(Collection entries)
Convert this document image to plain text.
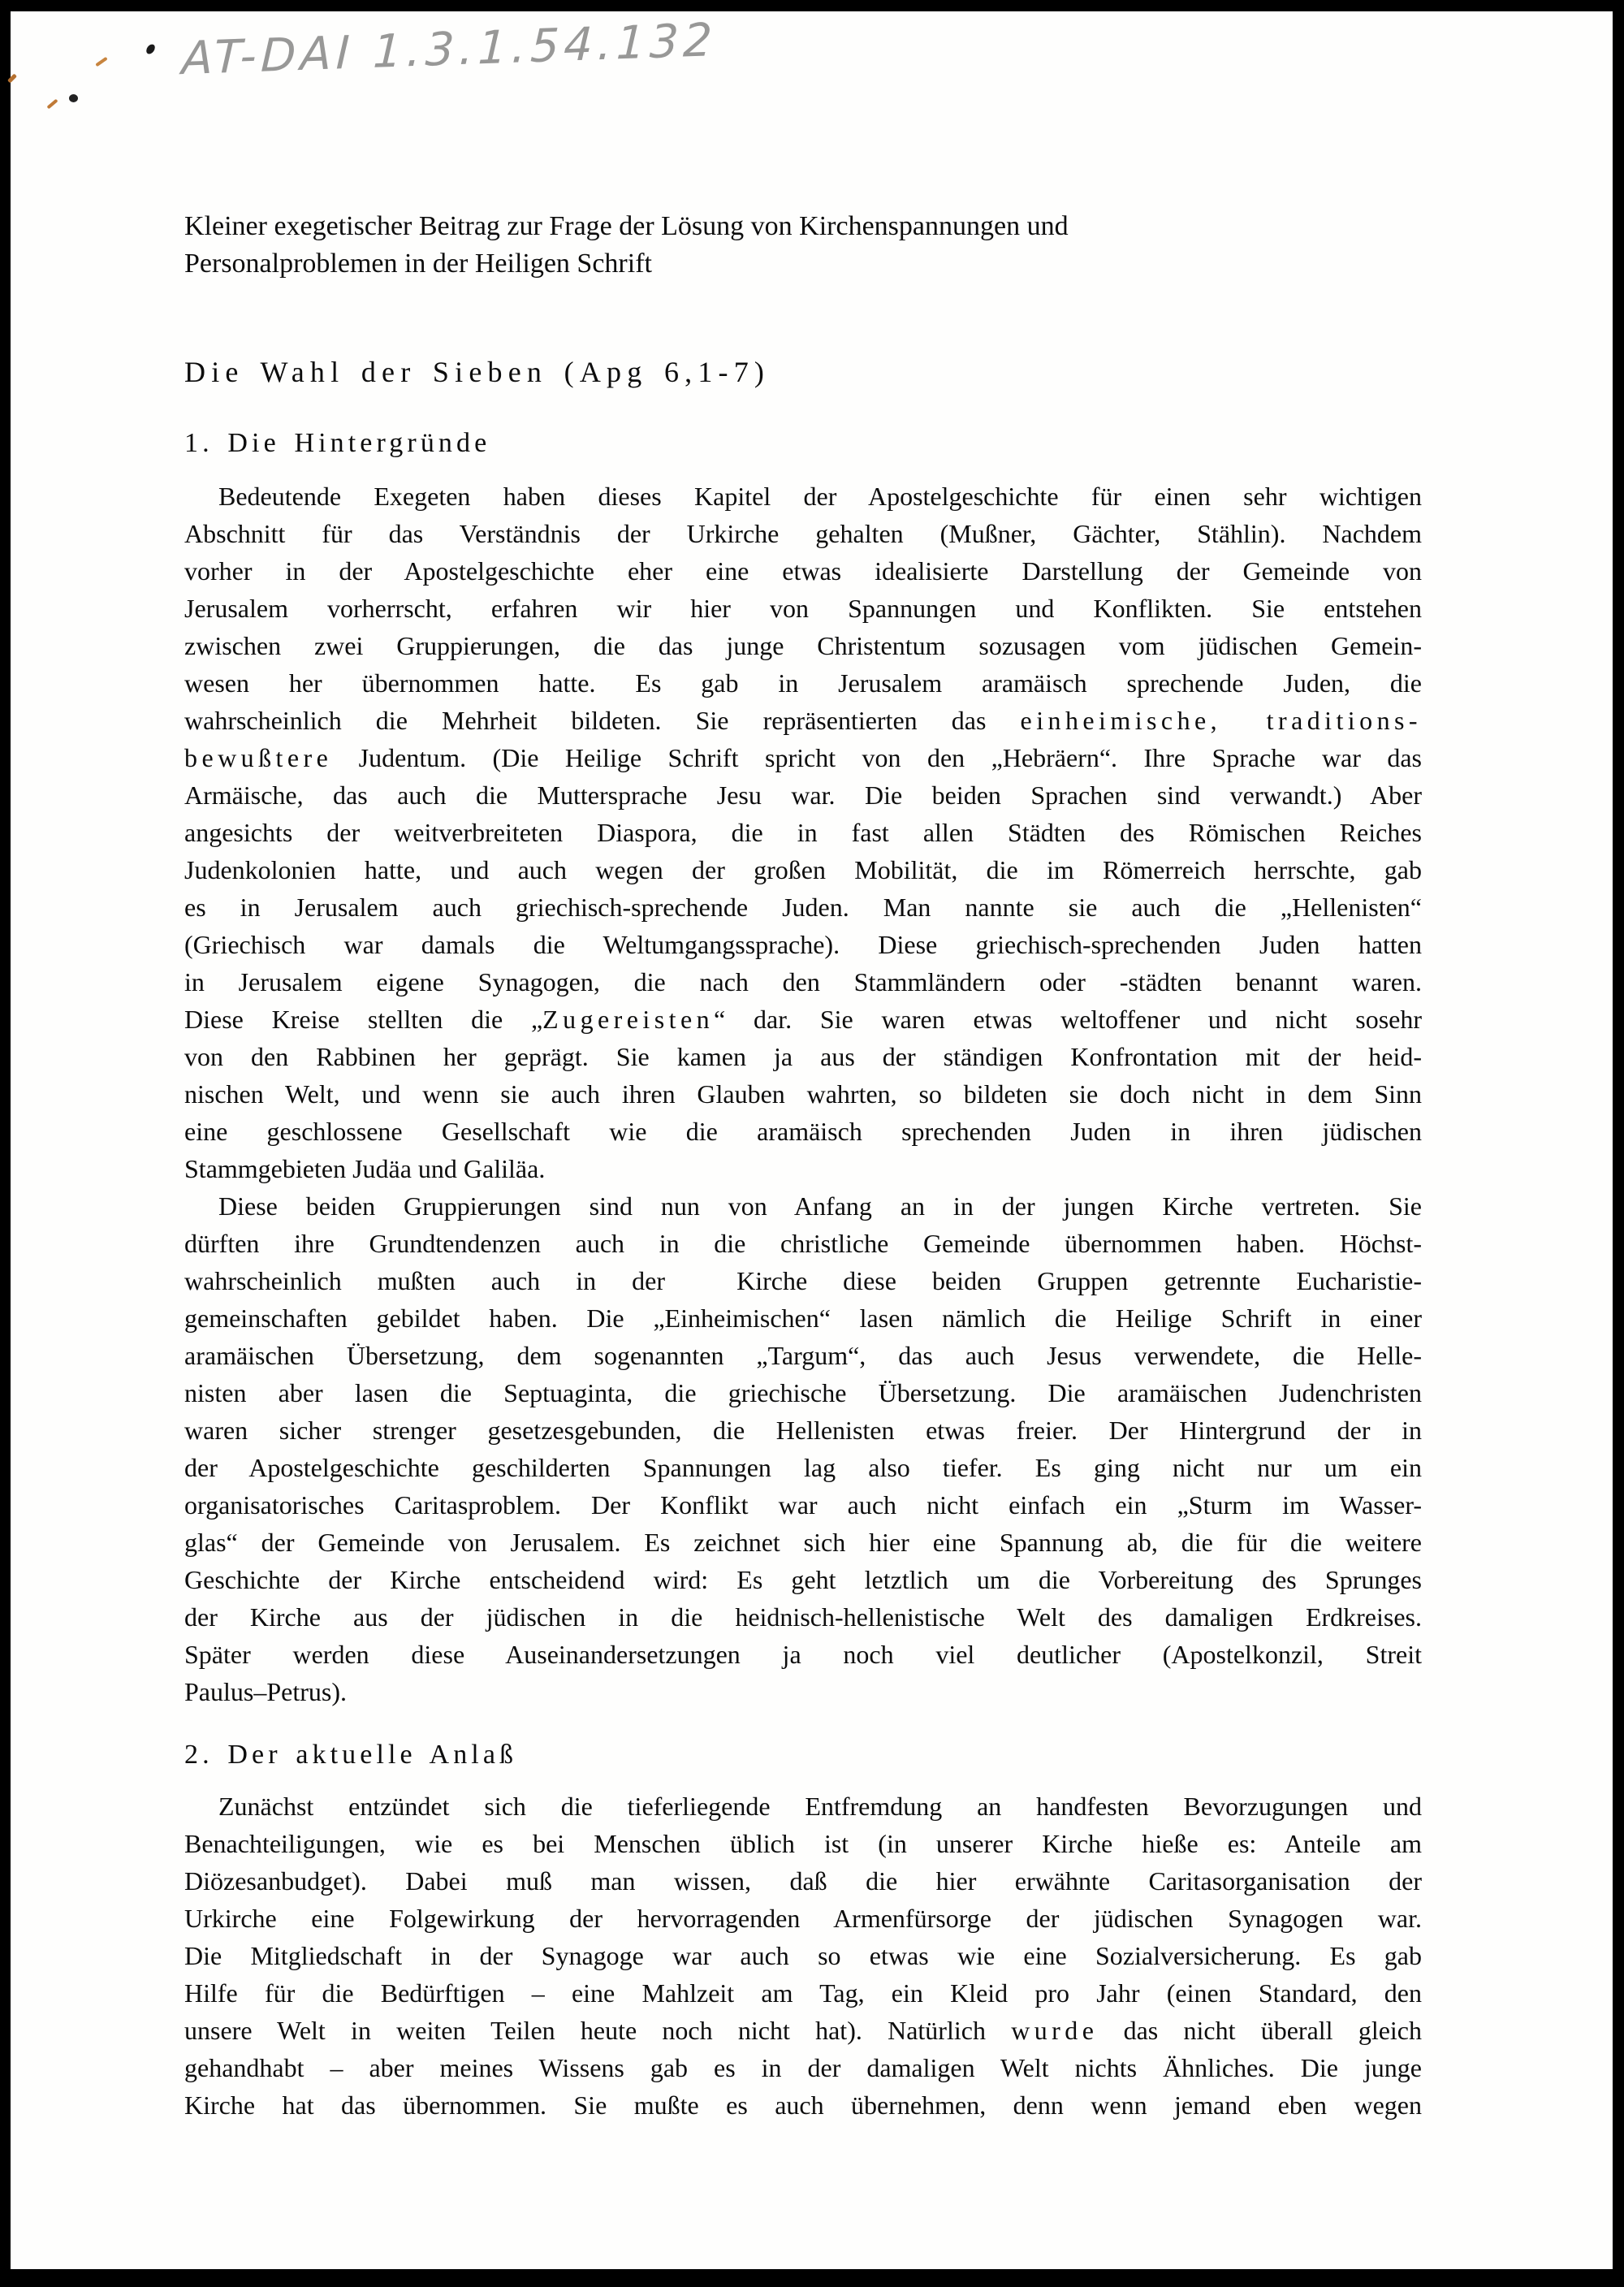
AT-DAI 1.3.1.54.132
Kleiner exegetischer Beitrag zur Frage der Lösung von Kirchenspannungen und
Personalproblemen in der Heiligen Schrift
Die Wahl der Sieben (Apg 6,1-7)
1. Die Hintergründe
Bedeutende Exegeten haben dieses Kapitel der Apostelgeschichte für einen sehr wichtigen
Abschnitt für das Verständnis der Urkirche gehalten (Mußner, Gächter, Stählin). Nachdem
vorher in der Apostelgeschichte eher eine etwas idealisierte Darstellung der Gemeinde von
Jerusalem vorherrscht, erfahren wir hier von Spannungen und Konflikten. Sie entstehen
zwischen zwei Gruppierungen, die das junge Christentum sozusagen vom jüdischen Gemein-
wesen her übernommen hatte. Es gab in Jerusalem aramäisch sprechende Juden, die
wahrscheinlich die Mehrheit bildeten. Sie repräsentierten das einheimische, traditions-
bewußtere Judentum. (Die Heilige Schrift spricht von den „Hebräern“. Ihre Sprache war das
Armäische, das auch die Muttersprache Jesu war. Die beiden Sprachen sind verwandt.) Aber
angesichts der weitverbreiteten Diaspora, die in fast allen Städten des Römischen Reiches
Judenkolonien hatte, und auch wegen der großen Mobilität, die im Römerreich herrschte, gab
es in Jerusalem auch griechisch-sprechende Juden. Man nannte sie auch die „Hellenisten“
(Griechisch war damals die Weltumgangssprache). Diese griechisch-sprechenden Juden hatten
in Jerusalem eigene Synagogen, die nach den Stammländern oder -städten benannt waren.
Diese Kreise stellten die „Zugereisten“ dar. Sie waren etwas weltoffener und nicht sosehr
von den Rabbinen her geprägt. Sie kamen ja aus der ständigen Konfrontation mit der heid-
nischen Welt, und wenn sie auch ihren Glauben wahrten, so bildeten sie doch nicht in dem Sinn
eine geschlossene Gesellschaft wie die aramäisch sprechenden Juden in ihren jüdischen
Stammgebieten Judäa und Galiläa.
Diese beiden Gruppierungen sind nun von Anfang an in der jungen Kirche vertreten. Sie
dürften ihre Grundtendenzen auch in die christliche Gemeinde übernommen haben. Höchst-
wahrscheinlich mußten auch in der  Kirche diese beiden Gruppen getrennte Eucharistie-
gemeinschaften gebildet haben. Die „Einheimischen“ lasen nämlich die Heilige Schrift in einer
aramäischen Übersetzung, dem sogenannten „Targum“, das auch Jesus verwendete, die Helle-
nisten aber lasen die Septuaginta, die griechische Übersetzung. Die aramäischen Judenchristen
waren sicher strenger gesetzesgebunden, die Hellenisten etwas freier. Der Hintergrund der in
der Apostelgeschichte geschilderten Spannungen lag also tiefer. Es ging nicht nur um ein
organisatorisches Caritasproblem. Der Konflikt war auch nicht einfach ein „Sturm im Wasser-
glas“ der Gemeinde von Jerusalem. Es zeichnet sich hier eine Spannung ab, die für die weitere
Geschichte der Kirche entscheidend wird: Es geht letztlich um die Vorbereitung des Sprunges
der Kirche aus der jüdischen in die heidnisch-hellenistische Welt des damaligen Erdkreises.
Später werden diese Auseinandersetzungen ja noch viel deutlicher (Apostelkonzil, Streit
Paulus–Petrus).
2. Der aktuelle Anlaß
Zunächst entzündet sich die tieferliegende Entfremdung an handfesten Bevorzugungen und
Benachteiligungen, wie es bei Menschen üblich ist (in unserer Kirche hieße es: Anteile am
Diözesanbudget). Dabei muß man wissen, daß die hier erwähnte Caritasorganisation der
Urkirche eine Folgewirkung der hervorragenden Armenfürsorge der jüdischen Synagogen war.
Die Mitgliedschaft in der Synagoge war auch so etwas wie eine Sozialversicherung. Es gab
Hilfe für die Bedürftigen – eine Mahlzeit am Tag, ein Kleid pro Jahr (einen Standard, den
unsere Welt in weiten Teilen heute noch nicht hat). Natürlich wurde das nicht überall gleich
gehandhabt – aber meines Wissens gab es in der damaligen Welt nichts Ähnliches. Die junge
Kirche hat das übernommen. Sie mußte es auch übernehmen, denn wenn jemand eben wegen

◆ Exercise goal
From the data, collect all lines where the string "beiden" appears.

◆ Output of the exercise
Armäische, das auch die Muttersprache Jesu war. Die beiden Sprachen sind verwandt.) Aber
Diese beiden Gruppierungen sind nun von Anfang an in der jungen Kirche vertreten. Sie
wahrscheinlich mußten auch in der  Kirche diese beiden Gruppen getrennte Eucharistie-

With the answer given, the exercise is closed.